Dataset records:
· · · · ·
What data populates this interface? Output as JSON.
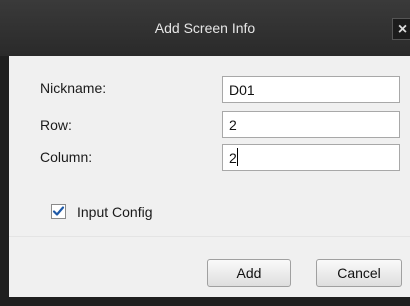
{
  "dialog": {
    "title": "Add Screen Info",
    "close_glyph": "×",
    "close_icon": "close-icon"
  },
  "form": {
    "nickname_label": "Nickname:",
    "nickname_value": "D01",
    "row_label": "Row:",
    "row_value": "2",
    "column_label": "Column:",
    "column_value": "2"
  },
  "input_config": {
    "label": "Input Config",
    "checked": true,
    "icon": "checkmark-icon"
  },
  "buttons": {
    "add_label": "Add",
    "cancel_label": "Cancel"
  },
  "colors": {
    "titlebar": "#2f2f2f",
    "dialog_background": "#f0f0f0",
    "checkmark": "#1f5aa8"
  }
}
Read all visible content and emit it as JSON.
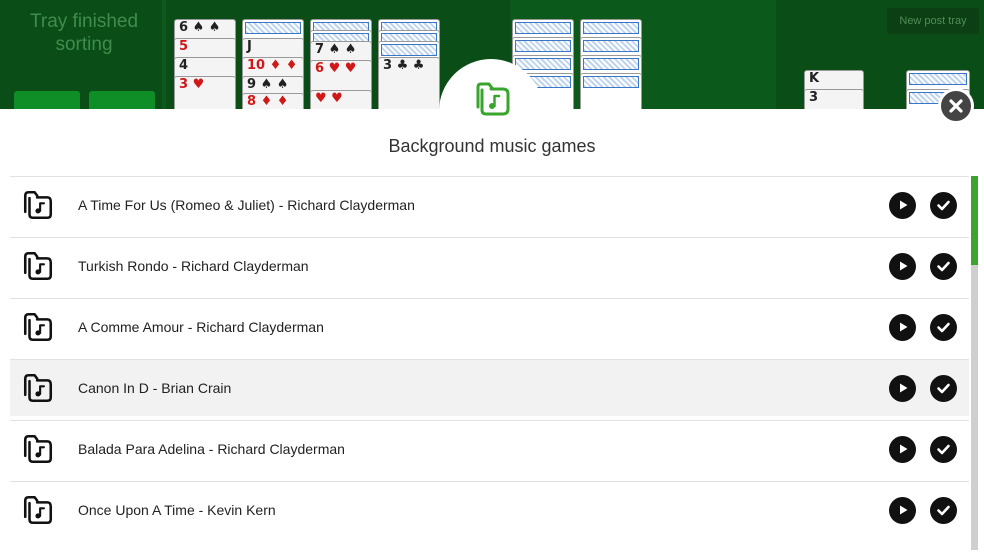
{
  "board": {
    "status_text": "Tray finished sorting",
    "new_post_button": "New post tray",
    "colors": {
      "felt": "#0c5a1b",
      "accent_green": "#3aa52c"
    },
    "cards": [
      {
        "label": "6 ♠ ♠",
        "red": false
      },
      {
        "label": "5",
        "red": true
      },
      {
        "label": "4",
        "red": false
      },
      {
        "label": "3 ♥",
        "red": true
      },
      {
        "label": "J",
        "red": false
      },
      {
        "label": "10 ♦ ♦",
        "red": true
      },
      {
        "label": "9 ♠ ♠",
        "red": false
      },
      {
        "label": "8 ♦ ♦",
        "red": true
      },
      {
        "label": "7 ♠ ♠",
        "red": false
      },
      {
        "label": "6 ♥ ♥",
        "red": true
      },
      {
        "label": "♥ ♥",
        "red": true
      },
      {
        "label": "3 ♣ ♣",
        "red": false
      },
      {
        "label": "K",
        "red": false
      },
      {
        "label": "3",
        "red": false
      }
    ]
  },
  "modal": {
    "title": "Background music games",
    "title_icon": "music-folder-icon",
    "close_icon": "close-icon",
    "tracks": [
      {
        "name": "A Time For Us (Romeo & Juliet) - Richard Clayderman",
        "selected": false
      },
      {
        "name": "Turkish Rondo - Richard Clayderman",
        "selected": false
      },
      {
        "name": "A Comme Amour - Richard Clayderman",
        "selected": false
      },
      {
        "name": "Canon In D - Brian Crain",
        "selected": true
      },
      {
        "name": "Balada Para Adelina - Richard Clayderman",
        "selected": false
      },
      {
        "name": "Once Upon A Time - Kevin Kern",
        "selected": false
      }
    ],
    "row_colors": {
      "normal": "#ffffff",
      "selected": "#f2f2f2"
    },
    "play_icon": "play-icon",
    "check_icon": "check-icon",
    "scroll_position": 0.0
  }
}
· · · · ·
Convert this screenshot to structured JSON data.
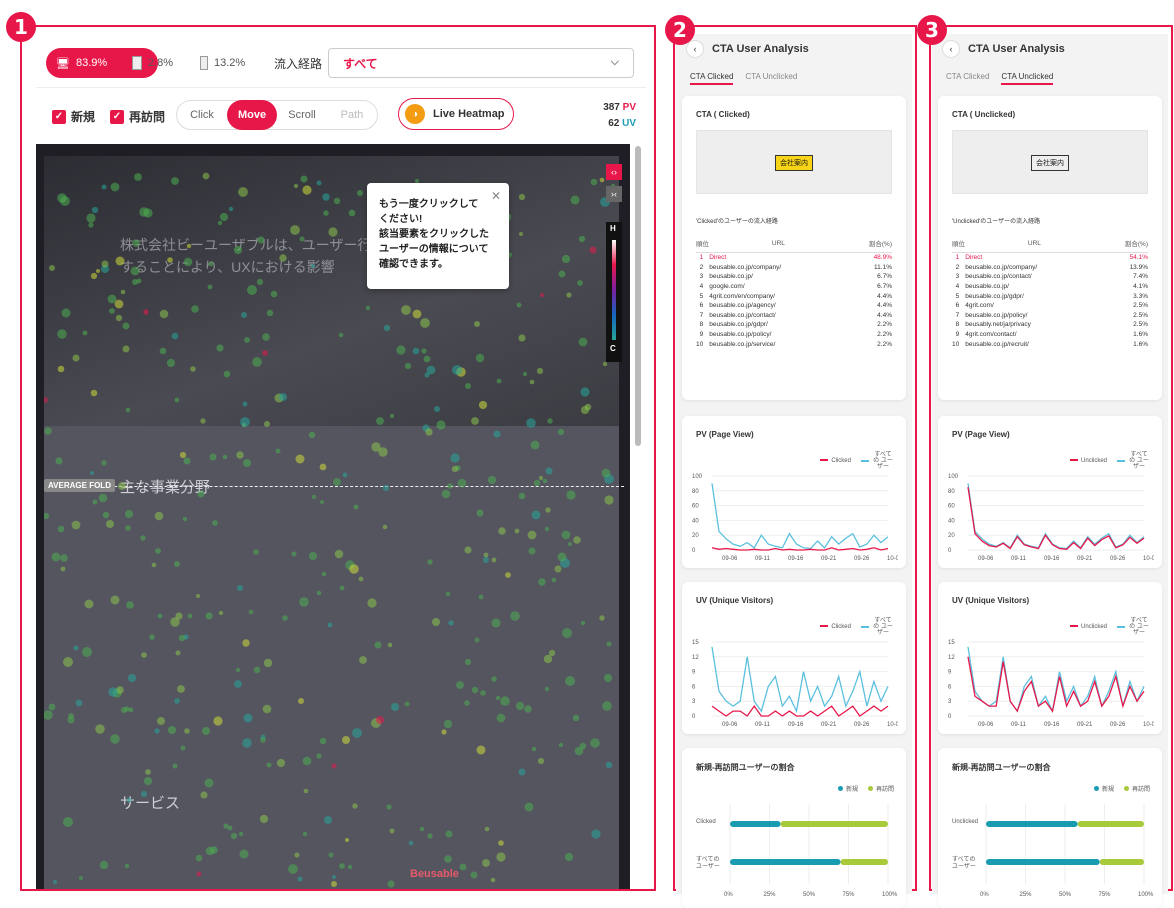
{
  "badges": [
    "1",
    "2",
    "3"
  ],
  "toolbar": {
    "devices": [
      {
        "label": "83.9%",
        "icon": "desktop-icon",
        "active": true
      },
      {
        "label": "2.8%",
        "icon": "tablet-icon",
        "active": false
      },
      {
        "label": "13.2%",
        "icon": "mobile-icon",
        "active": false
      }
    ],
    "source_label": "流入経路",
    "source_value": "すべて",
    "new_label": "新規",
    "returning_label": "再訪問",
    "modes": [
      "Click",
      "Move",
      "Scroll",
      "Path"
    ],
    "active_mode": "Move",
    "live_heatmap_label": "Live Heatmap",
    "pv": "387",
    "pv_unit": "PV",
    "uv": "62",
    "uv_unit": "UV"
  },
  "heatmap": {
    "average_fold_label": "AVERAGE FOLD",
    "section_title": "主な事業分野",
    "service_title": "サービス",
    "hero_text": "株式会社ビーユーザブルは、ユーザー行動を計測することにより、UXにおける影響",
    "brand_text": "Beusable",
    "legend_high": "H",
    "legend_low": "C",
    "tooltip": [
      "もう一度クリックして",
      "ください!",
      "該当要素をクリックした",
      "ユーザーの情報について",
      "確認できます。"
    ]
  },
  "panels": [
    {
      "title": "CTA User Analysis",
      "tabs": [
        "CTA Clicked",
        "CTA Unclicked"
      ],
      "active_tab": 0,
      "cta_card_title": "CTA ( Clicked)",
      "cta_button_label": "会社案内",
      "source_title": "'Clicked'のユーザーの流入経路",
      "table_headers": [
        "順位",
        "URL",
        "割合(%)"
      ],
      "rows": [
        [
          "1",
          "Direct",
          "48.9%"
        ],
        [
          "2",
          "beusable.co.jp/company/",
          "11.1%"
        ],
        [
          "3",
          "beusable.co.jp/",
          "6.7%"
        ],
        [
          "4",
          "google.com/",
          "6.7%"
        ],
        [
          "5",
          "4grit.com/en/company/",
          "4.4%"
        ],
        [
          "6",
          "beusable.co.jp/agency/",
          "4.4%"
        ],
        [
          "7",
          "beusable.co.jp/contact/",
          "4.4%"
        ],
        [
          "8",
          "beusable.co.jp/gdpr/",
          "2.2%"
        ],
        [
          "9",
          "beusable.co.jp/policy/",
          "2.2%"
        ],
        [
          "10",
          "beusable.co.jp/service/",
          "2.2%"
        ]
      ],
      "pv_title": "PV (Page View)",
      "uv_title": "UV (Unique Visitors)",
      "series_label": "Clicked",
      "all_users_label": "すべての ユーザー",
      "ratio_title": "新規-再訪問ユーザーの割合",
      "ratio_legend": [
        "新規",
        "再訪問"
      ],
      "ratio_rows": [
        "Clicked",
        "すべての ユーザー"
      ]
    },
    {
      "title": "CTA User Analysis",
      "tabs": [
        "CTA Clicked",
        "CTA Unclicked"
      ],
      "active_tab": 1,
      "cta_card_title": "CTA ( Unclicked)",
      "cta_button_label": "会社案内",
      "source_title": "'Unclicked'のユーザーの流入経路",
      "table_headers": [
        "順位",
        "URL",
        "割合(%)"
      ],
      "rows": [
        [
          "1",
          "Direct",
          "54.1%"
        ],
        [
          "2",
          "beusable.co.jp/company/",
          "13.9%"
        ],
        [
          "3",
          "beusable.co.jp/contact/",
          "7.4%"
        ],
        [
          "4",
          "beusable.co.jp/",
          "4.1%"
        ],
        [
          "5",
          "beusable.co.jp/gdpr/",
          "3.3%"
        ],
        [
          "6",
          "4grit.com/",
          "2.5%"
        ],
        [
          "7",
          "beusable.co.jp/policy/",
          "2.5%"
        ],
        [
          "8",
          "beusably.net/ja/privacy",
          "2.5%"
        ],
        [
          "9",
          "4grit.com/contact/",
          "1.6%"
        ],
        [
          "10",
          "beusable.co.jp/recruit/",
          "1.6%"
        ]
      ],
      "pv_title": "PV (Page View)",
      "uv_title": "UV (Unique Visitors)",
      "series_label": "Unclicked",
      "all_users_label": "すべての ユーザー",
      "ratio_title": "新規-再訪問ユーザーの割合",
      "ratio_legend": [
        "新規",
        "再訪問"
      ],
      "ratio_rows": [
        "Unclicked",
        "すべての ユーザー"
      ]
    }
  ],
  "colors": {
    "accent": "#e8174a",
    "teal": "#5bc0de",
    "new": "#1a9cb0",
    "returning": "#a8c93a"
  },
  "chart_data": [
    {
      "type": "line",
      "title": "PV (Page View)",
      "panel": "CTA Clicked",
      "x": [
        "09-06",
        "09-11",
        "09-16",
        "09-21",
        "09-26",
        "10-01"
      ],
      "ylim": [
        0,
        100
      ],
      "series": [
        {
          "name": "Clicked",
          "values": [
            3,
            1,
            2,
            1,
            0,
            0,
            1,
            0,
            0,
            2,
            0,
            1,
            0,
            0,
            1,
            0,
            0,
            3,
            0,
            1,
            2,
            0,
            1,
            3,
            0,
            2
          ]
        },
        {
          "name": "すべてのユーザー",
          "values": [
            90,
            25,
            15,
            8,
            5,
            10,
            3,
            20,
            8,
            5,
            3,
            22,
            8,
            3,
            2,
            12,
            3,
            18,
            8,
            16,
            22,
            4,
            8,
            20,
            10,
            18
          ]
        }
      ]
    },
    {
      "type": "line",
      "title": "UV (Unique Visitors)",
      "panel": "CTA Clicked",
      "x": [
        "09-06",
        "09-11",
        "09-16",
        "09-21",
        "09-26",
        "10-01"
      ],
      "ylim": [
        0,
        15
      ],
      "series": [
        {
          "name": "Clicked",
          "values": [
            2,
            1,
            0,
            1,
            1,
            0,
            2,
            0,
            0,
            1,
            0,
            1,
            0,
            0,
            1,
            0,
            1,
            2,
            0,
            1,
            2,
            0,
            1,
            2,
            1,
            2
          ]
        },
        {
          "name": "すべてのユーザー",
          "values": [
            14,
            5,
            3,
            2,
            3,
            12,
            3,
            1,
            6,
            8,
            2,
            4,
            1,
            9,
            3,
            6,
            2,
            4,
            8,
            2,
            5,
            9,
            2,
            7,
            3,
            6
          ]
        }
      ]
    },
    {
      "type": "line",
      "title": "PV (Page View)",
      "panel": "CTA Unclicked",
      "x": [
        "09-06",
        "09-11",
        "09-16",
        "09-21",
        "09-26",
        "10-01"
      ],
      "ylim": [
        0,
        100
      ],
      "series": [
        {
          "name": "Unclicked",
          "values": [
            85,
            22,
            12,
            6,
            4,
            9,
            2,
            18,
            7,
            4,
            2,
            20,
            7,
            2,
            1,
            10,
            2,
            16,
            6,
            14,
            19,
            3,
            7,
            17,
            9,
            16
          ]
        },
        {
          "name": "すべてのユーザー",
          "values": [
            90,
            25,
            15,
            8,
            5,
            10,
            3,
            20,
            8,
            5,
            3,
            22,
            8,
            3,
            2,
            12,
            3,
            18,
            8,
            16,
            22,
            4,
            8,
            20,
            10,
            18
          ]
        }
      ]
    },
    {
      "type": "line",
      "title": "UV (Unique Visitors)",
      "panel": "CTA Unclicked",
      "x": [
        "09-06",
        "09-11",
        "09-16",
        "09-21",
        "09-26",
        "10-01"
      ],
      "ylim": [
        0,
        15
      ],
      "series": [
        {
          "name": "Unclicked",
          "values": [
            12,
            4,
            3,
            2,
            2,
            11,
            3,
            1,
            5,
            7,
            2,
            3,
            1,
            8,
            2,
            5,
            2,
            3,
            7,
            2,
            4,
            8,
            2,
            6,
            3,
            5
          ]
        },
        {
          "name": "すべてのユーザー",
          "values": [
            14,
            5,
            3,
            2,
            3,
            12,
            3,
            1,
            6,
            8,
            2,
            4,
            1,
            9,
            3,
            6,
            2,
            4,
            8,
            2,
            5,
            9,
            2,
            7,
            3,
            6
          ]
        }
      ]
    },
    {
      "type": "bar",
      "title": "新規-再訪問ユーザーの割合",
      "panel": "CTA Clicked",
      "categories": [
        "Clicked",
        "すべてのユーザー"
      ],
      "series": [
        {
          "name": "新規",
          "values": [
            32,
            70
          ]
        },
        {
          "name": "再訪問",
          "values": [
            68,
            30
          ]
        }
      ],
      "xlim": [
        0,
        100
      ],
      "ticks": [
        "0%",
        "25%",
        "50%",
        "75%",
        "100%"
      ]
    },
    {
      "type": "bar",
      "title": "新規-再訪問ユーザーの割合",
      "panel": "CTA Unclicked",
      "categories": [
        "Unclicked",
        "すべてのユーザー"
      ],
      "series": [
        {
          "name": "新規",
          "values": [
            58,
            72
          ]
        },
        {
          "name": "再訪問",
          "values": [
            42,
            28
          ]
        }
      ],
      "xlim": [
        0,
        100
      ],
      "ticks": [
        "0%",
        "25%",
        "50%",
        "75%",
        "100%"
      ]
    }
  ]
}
· · · · ·
What you are asked to do:
Search the lines above for the string "Clayderman", then show every one that has it.

Task solution:
        "name": "A Time For Us (Romeo & Juliet) - Richard Clayderman",
        "name": "Turkish Rondo - Richard Clayderman",
        "name": "A Comme Amour - Richard Clayderman",
        "name": "Balada Para Adelina - Richard Clayderman",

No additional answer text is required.